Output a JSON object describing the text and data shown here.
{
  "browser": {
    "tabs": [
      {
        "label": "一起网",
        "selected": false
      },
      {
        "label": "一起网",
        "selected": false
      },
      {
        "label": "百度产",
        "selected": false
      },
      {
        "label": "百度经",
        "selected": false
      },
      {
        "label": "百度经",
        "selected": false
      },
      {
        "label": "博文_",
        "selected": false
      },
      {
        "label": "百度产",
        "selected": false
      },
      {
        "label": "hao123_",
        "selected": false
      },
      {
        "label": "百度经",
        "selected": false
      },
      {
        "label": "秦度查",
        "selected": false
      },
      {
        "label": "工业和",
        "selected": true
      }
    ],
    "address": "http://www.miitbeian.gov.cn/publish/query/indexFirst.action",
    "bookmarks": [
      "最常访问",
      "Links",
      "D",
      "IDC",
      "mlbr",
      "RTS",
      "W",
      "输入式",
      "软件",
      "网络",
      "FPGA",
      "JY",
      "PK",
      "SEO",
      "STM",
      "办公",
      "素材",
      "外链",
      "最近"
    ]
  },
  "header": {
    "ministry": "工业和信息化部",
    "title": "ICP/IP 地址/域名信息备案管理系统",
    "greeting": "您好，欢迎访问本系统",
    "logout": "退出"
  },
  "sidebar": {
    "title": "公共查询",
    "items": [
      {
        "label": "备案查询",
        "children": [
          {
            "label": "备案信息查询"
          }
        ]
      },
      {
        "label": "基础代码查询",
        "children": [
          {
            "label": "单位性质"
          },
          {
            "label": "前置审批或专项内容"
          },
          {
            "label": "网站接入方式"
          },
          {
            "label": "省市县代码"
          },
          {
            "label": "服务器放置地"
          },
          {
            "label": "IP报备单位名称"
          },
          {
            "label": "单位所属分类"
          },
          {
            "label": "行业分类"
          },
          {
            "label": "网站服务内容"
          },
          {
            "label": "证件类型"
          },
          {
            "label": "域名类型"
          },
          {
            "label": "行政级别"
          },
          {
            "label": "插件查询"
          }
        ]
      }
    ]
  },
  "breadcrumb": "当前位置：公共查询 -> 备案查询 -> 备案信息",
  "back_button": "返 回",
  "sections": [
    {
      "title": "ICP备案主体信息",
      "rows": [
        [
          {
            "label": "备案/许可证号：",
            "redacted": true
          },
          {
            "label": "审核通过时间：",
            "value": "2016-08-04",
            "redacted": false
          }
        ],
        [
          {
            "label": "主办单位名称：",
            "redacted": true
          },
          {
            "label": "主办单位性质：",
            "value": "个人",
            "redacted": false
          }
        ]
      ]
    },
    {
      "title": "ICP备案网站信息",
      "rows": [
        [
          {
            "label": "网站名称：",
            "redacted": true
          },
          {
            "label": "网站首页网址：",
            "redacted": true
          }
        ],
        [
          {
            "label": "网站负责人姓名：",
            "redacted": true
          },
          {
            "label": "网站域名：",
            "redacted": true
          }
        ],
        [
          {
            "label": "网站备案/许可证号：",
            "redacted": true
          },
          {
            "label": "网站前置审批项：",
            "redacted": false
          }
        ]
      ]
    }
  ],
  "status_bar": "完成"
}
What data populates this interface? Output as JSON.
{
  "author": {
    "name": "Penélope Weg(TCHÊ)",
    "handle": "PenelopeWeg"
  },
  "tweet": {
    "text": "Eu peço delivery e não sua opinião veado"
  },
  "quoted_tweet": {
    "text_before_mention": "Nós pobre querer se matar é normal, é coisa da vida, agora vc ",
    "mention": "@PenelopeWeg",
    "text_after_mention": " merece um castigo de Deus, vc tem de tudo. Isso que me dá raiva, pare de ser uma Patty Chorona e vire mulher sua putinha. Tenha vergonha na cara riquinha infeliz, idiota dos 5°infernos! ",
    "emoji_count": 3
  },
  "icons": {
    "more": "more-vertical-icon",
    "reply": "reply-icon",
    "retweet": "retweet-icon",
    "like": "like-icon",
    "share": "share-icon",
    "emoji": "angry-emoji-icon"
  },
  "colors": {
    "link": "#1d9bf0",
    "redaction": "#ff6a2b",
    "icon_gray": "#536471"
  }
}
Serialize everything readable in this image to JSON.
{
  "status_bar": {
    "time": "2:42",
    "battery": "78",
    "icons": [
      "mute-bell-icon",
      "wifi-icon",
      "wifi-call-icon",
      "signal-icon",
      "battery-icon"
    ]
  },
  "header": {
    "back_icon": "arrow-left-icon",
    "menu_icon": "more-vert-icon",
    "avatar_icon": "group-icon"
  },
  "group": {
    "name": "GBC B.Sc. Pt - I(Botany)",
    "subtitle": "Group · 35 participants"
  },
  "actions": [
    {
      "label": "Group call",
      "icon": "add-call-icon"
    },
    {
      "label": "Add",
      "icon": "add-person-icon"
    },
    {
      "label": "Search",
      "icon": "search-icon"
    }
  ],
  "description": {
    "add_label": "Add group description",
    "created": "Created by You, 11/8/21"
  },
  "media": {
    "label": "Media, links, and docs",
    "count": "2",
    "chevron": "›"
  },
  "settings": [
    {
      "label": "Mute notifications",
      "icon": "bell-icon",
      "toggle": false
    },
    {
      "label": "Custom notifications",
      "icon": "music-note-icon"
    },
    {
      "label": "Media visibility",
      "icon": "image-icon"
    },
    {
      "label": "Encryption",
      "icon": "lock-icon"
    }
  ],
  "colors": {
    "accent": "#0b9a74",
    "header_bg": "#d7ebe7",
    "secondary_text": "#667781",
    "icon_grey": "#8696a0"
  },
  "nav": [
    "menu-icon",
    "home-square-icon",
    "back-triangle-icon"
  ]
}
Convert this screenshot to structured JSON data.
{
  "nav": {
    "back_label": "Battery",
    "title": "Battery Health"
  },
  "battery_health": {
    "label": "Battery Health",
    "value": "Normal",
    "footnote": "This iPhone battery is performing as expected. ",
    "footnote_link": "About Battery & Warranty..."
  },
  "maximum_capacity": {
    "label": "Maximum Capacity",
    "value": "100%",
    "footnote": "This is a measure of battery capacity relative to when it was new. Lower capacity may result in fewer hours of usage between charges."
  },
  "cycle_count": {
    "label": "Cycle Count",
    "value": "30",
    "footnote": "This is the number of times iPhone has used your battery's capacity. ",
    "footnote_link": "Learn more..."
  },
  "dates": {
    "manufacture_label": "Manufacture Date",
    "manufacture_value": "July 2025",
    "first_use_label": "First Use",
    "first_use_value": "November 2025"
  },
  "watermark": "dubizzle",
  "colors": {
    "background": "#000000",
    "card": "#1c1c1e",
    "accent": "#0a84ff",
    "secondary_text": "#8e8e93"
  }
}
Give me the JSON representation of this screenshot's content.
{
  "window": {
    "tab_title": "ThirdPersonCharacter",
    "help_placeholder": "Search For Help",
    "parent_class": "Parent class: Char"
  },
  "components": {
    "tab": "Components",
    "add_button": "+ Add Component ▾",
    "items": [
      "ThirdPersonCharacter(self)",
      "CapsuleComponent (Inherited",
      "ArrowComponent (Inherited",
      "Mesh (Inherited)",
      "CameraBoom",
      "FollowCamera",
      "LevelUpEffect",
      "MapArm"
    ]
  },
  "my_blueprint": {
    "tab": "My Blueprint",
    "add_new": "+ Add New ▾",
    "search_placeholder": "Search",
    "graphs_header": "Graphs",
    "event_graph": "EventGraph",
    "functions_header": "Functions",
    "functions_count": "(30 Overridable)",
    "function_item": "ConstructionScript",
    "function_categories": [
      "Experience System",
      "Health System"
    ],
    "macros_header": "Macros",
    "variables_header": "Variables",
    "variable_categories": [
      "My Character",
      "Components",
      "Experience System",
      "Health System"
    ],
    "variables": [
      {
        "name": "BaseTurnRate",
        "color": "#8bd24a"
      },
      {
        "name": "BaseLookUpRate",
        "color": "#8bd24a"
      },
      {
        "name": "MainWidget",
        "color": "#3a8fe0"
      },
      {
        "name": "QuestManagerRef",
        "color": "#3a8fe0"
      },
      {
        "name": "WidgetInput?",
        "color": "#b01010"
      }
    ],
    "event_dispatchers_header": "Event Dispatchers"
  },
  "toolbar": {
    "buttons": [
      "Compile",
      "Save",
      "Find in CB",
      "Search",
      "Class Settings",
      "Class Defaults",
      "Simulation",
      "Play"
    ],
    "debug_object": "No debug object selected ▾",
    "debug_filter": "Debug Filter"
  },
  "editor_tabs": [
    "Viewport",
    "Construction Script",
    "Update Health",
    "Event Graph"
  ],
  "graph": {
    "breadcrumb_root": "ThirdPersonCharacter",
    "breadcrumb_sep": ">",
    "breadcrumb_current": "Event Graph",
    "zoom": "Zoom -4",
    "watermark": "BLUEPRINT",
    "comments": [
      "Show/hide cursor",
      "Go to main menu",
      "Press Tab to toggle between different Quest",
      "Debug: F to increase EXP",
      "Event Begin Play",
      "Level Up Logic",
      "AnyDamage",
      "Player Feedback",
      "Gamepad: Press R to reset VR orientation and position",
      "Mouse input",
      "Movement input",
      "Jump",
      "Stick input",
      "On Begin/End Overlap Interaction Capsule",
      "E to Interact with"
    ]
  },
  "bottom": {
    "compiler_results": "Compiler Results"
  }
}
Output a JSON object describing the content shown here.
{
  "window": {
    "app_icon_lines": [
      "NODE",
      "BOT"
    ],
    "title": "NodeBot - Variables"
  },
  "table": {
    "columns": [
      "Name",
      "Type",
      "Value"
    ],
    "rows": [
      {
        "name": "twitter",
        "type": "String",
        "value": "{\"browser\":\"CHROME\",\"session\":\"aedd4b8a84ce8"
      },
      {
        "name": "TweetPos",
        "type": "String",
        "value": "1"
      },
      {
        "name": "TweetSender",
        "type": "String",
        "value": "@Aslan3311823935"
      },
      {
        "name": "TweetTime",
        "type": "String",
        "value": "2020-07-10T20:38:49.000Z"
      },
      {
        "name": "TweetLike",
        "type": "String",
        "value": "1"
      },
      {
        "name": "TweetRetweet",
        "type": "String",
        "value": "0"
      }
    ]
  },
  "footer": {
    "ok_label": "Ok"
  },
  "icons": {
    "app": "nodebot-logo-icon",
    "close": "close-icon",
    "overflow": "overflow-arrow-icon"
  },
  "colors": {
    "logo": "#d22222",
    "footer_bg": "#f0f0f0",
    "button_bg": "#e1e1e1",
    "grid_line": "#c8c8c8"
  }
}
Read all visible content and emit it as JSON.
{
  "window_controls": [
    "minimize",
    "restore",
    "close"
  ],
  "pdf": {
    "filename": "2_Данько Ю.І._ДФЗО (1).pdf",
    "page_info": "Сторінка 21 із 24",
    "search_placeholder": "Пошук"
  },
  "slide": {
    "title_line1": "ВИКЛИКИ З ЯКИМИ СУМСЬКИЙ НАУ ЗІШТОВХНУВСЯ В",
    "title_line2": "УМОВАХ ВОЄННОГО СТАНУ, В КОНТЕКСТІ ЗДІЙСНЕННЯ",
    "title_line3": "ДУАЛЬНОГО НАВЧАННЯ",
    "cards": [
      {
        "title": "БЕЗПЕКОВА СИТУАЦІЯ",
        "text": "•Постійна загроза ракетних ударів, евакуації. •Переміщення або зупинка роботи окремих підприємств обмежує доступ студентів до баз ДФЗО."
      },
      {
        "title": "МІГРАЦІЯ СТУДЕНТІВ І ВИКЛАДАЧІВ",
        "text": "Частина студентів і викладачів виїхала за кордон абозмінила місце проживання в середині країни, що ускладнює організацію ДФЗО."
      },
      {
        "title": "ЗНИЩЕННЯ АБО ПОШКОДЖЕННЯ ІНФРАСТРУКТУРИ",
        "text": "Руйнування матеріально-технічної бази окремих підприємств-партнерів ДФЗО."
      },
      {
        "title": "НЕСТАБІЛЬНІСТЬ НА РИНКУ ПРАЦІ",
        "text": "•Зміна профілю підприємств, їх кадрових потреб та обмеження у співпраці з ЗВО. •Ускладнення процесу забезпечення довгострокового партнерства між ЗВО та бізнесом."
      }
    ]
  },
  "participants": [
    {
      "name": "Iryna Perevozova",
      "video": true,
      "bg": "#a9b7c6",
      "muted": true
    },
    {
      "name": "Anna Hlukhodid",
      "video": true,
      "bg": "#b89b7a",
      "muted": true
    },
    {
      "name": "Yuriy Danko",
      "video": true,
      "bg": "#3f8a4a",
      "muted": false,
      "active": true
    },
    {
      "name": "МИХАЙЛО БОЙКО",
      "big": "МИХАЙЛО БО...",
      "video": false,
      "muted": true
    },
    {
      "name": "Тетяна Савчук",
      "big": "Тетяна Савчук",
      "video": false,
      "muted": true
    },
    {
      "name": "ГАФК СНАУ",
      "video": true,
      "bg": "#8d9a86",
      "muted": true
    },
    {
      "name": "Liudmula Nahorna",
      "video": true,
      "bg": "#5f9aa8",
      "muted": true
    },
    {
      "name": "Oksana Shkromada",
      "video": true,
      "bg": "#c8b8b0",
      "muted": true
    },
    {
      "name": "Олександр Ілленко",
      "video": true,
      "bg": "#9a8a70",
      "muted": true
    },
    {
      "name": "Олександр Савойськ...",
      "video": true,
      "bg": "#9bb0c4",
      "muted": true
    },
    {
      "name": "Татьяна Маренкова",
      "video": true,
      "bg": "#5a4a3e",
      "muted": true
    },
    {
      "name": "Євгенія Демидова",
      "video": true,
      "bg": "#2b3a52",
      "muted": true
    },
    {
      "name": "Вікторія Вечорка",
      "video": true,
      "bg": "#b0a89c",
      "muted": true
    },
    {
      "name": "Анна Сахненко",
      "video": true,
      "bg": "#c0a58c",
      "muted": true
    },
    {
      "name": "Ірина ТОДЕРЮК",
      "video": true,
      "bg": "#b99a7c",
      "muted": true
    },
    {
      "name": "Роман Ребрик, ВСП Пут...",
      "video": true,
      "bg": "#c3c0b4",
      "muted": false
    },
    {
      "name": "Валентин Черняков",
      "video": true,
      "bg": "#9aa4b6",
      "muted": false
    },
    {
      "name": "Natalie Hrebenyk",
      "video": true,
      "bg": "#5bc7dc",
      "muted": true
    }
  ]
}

--*--

*Required task*
Report how many lines of the entries hold the string "toggle". Provide the number alone.

*Written response*
2